Entries from a visual dataset
=====
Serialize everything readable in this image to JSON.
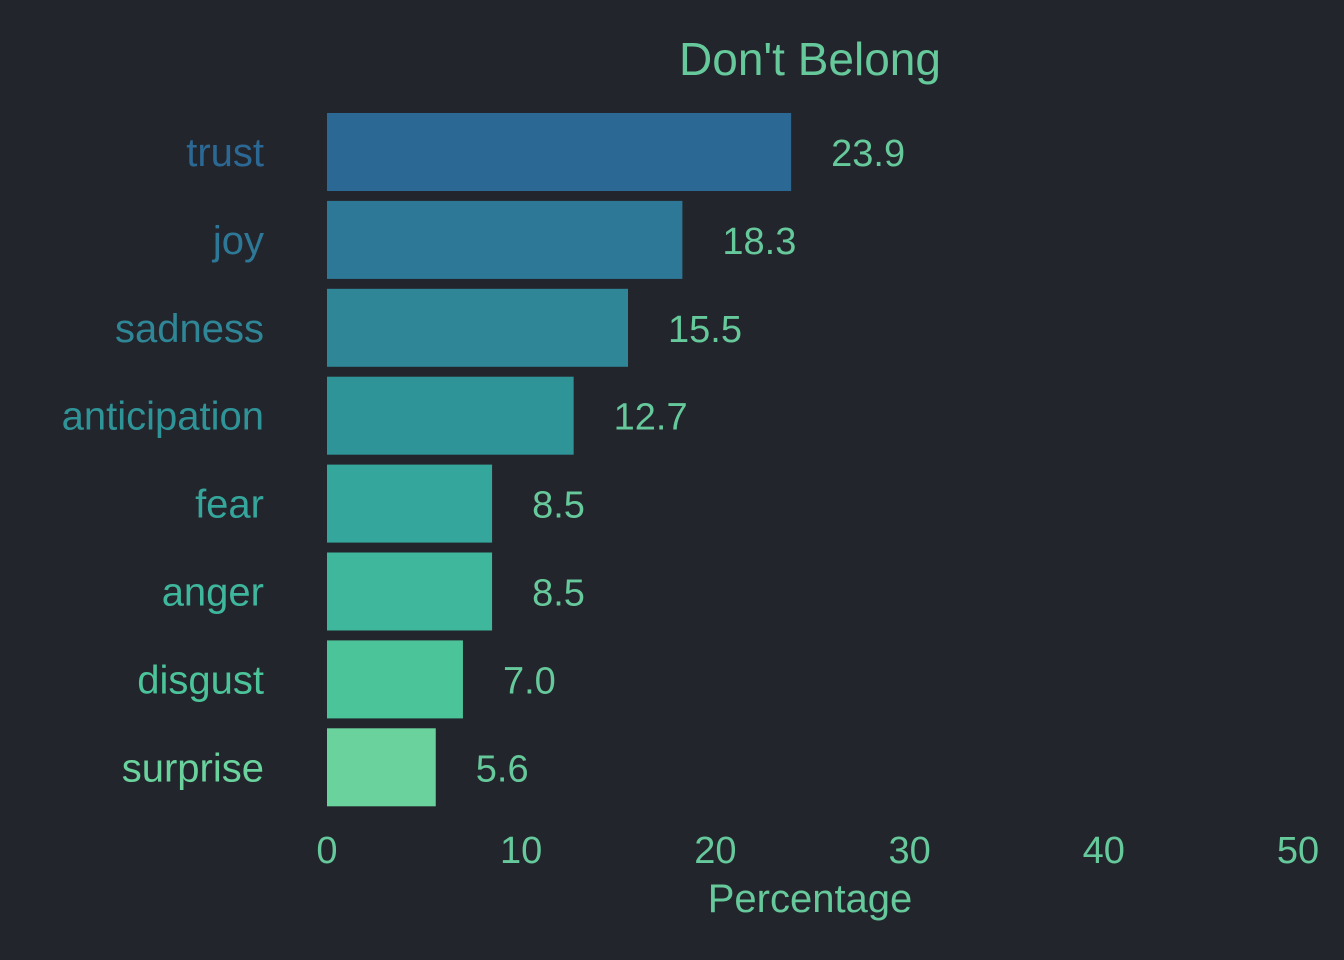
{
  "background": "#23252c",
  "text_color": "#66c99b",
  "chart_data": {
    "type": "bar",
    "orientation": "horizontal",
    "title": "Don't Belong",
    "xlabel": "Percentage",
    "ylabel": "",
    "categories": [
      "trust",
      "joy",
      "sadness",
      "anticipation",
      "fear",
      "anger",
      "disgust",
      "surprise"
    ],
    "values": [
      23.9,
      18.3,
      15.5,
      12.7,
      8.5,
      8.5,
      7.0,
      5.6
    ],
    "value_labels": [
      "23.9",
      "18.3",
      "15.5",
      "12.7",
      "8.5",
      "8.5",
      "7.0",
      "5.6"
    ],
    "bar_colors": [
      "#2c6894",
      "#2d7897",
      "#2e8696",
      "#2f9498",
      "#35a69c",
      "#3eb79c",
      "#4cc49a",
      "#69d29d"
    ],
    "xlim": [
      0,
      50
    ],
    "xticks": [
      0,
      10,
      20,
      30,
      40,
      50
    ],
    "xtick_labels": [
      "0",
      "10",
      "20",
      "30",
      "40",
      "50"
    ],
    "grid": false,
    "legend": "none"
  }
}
=====
### Your instructions
Please write out all of the material above without changing a word, and omit any pictures.

### Exercise answer
Serialize everything readable in this image to JSON.
{
  "background": "#23252c",
  "text_color": "#66c99b",
  "chart_data": {
    "type": "bar",
    "orientation": "horizontal",
    "title": "Don't Belong",
    "xlabel": "Percentage",
    "ylabel": "",
    "categories": [
      "trust",
      "joy",
      "sadness",
      "anticipation",
      "fear",
      "anger",
      "disgust",
      "surprise"
    ],
    "values": [
      23.9,
      18.3,
      15.5,
      12.7,
      8.5,
      8.5,
      7.0,
      5.6
    ],
    "value_labels": [
      "23.9",
      "18.3",
      "15.5",
      "12.7",
      "8.5",
      "8.5",
      "7.0",
      "5.6"
    ],
    "bar_colors": [
      "#2c6894",
      "#2d7897",
      "#2e8696",
      "#2f9498",
      "#35a69c",
      "#3eb79c",
      "#4cc49a",
      "#69d29d"
    ],
    "xlim": [
      0,
      50
    ],
    "xticks": [
      0,
      10,
      20,
      30,
      40,
      50
    ],
    "xtick_labels": [
      "0",
      "10",
      "20",
      "30",
      "40",
      "50"
    ],
    "grid": false,
    "legend": "none"
  }
}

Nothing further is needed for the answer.